§ Goal: Copy each of the items below character for character, line by line.

§ Input material:

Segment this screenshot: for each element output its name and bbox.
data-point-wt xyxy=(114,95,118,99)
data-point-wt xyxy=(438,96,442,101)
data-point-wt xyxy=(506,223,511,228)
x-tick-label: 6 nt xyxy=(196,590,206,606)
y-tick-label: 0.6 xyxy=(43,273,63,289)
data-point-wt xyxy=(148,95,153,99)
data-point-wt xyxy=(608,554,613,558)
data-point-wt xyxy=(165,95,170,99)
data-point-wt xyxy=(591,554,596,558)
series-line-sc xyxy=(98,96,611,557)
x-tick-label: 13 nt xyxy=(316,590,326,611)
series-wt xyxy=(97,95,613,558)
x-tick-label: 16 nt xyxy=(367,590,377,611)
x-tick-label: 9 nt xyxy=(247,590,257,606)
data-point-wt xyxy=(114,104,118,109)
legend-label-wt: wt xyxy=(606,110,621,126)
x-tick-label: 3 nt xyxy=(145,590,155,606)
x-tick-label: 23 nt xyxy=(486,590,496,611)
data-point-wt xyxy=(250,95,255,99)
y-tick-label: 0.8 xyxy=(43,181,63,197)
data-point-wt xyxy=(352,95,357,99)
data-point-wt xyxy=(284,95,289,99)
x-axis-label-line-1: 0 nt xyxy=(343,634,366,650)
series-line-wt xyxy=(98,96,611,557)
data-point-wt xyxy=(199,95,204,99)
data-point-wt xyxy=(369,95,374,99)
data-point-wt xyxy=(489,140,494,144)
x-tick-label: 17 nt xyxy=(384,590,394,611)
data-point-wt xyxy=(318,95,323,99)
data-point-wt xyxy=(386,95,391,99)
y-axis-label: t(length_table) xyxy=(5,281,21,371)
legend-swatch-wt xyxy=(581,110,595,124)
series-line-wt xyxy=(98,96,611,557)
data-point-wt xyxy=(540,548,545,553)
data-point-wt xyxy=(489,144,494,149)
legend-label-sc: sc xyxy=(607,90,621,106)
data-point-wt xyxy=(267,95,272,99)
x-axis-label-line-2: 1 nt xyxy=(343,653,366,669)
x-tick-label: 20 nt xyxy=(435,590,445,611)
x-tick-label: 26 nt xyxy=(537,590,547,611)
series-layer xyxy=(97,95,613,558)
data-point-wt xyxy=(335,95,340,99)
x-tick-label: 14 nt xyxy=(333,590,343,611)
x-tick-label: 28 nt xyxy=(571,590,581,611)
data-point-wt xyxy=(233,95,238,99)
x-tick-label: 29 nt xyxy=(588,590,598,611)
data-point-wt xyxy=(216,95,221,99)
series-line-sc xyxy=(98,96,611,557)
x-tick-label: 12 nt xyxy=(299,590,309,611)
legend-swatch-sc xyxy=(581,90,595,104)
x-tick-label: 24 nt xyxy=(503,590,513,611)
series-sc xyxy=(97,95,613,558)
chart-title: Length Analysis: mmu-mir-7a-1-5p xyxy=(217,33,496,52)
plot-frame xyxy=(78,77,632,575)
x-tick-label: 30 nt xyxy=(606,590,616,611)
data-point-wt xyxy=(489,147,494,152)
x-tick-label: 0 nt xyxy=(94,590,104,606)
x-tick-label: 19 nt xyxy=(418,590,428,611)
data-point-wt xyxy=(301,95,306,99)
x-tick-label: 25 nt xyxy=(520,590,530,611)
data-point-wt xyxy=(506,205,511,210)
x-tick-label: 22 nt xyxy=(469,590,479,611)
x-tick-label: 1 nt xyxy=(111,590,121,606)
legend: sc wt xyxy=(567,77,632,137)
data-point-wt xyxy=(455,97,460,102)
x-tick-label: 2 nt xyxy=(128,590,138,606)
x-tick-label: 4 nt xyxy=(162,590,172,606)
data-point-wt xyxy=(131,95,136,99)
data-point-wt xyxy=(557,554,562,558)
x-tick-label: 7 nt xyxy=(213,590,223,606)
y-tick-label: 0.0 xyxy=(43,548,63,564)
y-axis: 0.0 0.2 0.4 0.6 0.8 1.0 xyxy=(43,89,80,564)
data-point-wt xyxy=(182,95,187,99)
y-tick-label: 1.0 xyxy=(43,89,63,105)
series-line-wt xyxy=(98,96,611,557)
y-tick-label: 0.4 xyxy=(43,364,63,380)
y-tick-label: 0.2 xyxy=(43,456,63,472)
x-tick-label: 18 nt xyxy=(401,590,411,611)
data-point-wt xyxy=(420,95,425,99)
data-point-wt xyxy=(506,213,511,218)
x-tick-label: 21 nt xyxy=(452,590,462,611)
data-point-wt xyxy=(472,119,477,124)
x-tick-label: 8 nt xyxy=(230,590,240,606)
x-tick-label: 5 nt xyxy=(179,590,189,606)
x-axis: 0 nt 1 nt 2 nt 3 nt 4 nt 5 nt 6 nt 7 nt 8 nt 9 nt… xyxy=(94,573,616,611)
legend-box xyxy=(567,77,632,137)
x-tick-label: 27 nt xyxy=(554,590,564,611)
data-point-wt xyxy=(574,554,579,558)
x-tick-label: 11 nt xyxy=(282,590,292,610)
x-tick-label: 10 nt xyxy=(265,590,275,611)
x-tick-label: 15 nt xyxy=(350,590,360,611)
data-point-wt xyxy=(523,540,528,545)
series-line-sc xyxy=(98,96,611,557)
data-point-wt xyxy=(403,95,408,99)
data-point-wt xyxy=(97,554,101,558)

§ Written response:
Segment this screenshot: for each element output its name and bbox.
data-point-wt xyxy=(114,95,118,99)
data-point-wt xyxy=(438,96,442,101)
data-point-wt xyxy=(506,223,511,228)
x-tick-label: 6 nt xyxy=(196,590,206,606)
y-tick-label: 0.6 xyxy=(43,273,63,289)
data-point-wt xyxy=(148,95,153,99)
data-point-wt xyxy=(608,554,613,558)
data-point-wt xyxy=(165,95,170,99)
data-point-wt xyxy=(591,554,596,558)
series-line-sc xyxy=(98,96,611,557)
x-tick-label: 13 nt xyxy=(316,590,326,611)
series-wt xyxy=(97,95,613,558)
x-tick-label: 16 nt xyxy=(367,590,377,611)
x-tick-label: 9 nt xyxy=(247,590,257,606)
data-point-wt xyxy=(114,104,118,109)
legend-label-wt: wt xyxy=(606,110,621,126)
x-tick-label: 3 nt xyxy=(145,590,155,606)
x-tick-label: 23 nt xyxy=(486,590,496,611)
data-point-wt xyxy=(250,95,255,99)
y-tick-label: 0.8 xyxy=(43,181,63,197)
data-point-wt xyxy=(352,95,357,99)
data-point-wt xyxy=(284,95,289,99)
x-axis-label-line-1: 0 nt xyxy=(343,634,366,650)
series-line-wt xyxy=(98,96,611,557)
data-point-wt xyxy=(199,95,204,99)
data-point-wt xyxy=(369,95,374,99)
data-point-wt xyxy=(489,140,494,144)
x-tick-label: 17 nt xyxy=(384,590,394,611)
data-point-wt xyxy=(318,95,323,99)
data-point-wt xyxy=(386,95,391,99)
y-axis-label: t(length_table) xyxy=(5,281,21,371)
legend-swatch-wt xyxy=(581,110,595,124)
series-line-wt xyxy=(98,96,611,557)
data-point-wt xyxy=(540,548,545,553)
data-point-wt xyxy=(489,144,494,149)
legend-label-sc: sc xyxy=(607,90,621,106)
data-point-wt xyxy=(267,95,272,99)
x-axis-label-line-2: 1 nt xyxy=(343,653,366,669)
x-tick-label: 20 nt xyxy=(435,590,445,611)
x-tick-label: 26 nt xyxy=(537,590,547,611)
series-layer xyxy=(97,95,613,558)
data-point-wt xyxy=(335,95,340,99)
x-tick-label: 14 nt xyxy=(333,590,343,611)
x-tick-label: 28 nt xyxy=(571,590,581,611)
data-point-wt xyxy=(233,95,238,99)
x-tick-label: 29 nt xyxy=(588,590,598,611)
data-point-wt xyxy=(216,95,221,99)
series-line-sc xyxy=(98,96,611,557)
x-tick-label: 12 nt xyxy=(299,590,309,611)
legend-swatch-sc xyxy=(581,90,595,104)
x-tick-label: 24 nt xyxy=(503,590,513,611)
series-sc xyxy=(97,95,613,558)
chart-title: Length Analysis: mmu-mir-7a-1-5p xyxy=(217,33,496,52)
plot-frame xyxy=(78,77,632,575)
x-tick-label: 30 nt xyxy=(606,590,616,611)
data-point-wt xyxy=(489,147,494,152)
x-tick-label: 0 nt xyxy=(94,590,104,606)
x-tick-label: 19 nt xyxy=(418,590,428,611)
data-point-wt xyxy=(301,95,306,99)
x-tick-label: 25 nt xyxy=(520,590,530,611)
data-point-wt xyxy=(506,205,511,210)
x-tick-label: 22 nt xyxy=(469,590,479,611)
x-tick-label: 1 nt xyxy=(111,590,121,606)
legend: sc wt xyxy=(567,77,632,137)
data-point-wt xyxy=(455,97,460,102)
x-tick-label: 2 nt xyxy=(128,590,138,606)
x-tick-label: 4 nt xyxy=(162,590,172,606)
data-point-wt xyxy=(131,95,136,99)
data-point-wt xyxy=(557,554,562,558)
x-tick-label: 7 nt xyxy=(213,590,223,606)
y-tick-label: 0.0 xyxy=(43,548,63,564)
y-axis: 0.0 0.2 0.4 0.6 0.8 1.0 xyxy=(43,89,80,564)
data-point-wt xyxy=(182,95,187,99)
y-tick-label: 1.0 xyxy=(43,89,63,105)
series-line-wt xyxy=(98,96,611,557)
y-tick-label: 0.4 xyxy=(43,364,63,380)
y-tick-label: 0.2 xyxy=(43,456,63,472)
x-tick-label: 18 nt xyxy=(401,590,411,611)
data-point-wt xyxy=(420,95,425,99)
data-point-wt xyxy=(506,213,511,218)
x-tick-label: 21 nt xyxy=(452,590,462,611)
data-point-wt xyxy=(472,119,477,124)
x-tick-label: 8 nt xyxy=(230,590,240,606)
x-tick-label: 5 nt xyxy=(179,590,189,606)
x-axis: 0 nt 1 nt 2 nt 3 nt 4 nt 5 nt 6 nt 7 nt 8 nt 9 nt… xyxy=(94,573,616,611)
legend-box xyxy=(567,77,632,137)
x-tick-label: 27 nt xyxy=(554,590,564,611)
data-point-wt xyxy=(574,554,579,558)
x-tick-label: 11 nt xyxy=(282,590,292,610)
x-tick-label: 10 nt xyxy=(265,590,275,611)
x-tick-label: 15 nt xyxy=(350,590,360,611)
data-point-wt xyxy=(523,540,528,545)
series-line-sc xyxy=(98,96,611,557)
data-point-wt xyxy=(403,95,408,99)
data-point-wt xyxy=(97,554,101,558)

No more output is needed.